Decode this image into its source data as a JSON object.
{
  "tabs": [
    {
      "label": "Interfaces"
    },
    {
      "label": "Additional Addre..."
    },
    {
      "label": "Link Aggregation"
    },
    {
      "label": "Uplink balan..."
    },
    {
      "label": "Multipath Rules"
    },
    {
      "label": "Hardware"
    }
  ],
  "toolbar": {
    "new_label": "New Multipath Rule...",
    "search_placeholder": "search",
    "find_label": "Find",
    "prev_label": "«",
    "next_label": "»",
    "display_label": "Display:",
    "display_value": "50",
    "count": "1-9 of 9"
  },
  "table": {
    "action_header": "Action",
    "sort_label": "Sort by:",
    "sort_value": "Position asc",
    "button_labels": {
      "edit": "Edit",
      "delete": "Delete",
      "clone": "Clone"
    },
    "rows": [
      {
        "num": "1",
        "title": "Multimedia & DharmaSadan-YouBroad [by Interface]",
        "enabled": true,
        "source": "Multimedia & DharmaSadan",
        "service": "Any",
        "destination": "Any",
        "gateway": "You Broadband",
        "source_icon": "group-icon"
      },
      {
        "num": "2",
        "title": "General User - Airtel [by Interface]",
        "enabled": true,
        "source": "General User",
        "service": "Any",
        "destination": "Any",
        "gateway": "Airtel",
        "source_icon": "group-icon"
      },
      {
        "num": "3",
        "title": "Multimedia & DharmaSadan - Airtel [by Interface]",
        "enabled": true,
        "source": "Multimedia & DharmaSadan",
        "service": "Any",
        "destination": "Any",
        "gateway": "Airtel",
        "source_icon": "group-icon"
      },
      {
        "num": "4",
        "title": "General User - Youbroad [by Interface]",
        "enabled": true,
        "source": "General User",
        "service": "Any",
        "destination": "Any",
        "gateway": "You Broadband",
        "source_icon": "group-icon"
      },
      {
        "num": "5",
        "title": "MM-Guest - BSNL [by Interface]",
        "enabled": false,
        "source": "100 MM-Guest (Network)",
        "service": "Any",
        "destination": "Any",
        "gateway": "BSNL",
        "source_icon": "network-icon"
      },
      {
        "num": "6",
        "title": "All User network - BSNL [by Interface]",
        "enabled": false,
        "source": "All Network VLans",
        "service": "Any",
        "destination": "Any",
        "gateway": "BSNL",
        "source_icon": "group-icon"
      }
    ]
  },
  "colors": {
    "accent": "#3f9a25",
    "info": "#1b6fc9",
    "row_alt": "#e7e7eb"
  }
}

▶ **REQUIRED TASK**: Track down every line with the word "Guest" and copy it.

▶ **FINAL ANSWER**:
        "title": "MM-Guest - BSNL [by Interface]",
        "source": "100 MM-Guest (Network)",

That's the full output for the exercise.